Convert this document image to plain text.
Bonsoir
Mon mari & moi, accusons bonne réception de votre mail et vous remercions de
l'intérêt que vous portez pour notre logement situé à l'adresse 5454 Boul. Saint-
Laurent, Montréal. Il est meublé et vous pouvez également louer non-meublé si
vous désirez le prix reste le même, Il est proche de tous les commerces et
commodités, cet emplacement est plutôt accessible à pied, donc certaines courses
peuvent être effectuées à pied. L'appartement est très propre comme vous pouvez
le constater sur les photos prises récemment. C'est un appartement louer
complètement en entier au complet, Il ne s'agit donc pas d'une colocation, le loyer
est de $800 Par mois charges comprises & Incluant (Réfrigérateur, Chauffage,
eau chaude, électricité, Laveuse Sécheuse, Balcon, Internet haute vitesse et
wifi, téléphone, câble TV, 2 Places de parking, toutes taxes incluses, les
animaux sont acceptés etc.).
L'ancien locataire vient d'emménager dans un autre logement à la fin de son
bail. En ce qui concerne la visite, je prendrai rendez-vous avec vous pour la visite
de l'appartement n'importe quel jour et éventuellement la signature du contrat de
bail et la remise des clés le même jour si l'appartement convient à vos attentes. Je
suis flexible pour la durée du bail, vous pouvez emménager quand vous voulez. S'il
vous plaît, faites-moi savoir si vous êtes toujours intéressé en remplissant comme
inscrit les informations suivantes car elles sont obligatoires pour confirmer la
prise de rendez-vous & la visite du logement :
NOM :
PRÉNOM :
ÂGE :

────

DIRECTIONS »
Repeat the records exactly, including every line.

ANSWER FOR THE TASK »
Convert this document image to plain text.
Bonsoir
Mon mari & moi, accusons bonne réception de votre mail et vous remercions de
l'intérêt que vous portez pour notre logement situé à l'adresse 5454 Boul. Saint-
Laurent, Montréal. Il est meublé et vous pouvez également louer non-meublé si
vous désirez le prix reste le même, Il est proche de tous les commerces et
commodités, cet emplacement est plutôt accessible à pied, donc certaines courses
peuvent être effectuées à pied. L'appartement est très propre comme vous pouvez
le constater sur les photos prises récemment. C'est un appartement louer
complètement en entier au complet, Il ne s'agit donc pas d'une colocation, le loyer
est de $800 Par mois charges comprises & Incluant (Réfrigérateur, Chauffage,
eau chaude, électricité, Laveuse Sécheuse, Balcon, Internet haute vitesse et
wifi, téléphone, câble TV, 2 Places de parking, toutes taxes incluses, les
animaux sont acceptés etc.).
L'ancien locataire vient d'emménager dans un autre logement à la fin de son
bail. En ce qui concerne la visite, je prendrai rendez-vous avec vous pour la visite
de l'appartement n'importe quel jour et éventuellement la signature du contrat de
bail et la remise des clés le même jour si l'appartement convient à vos attentes. Je
suis flexible pour la durée du bail, vous pouvez emménager quand vous voulez. S'il
vous plaît, faites-moi savoir si vous êtes toujours intéressé en remplissant comme
inscrit les informations suivantes car elles sont obligatoires pour confirmer la
prise de rendez-vous & la visite du logement :
NOM :
PRÉNOM :
ÂGE :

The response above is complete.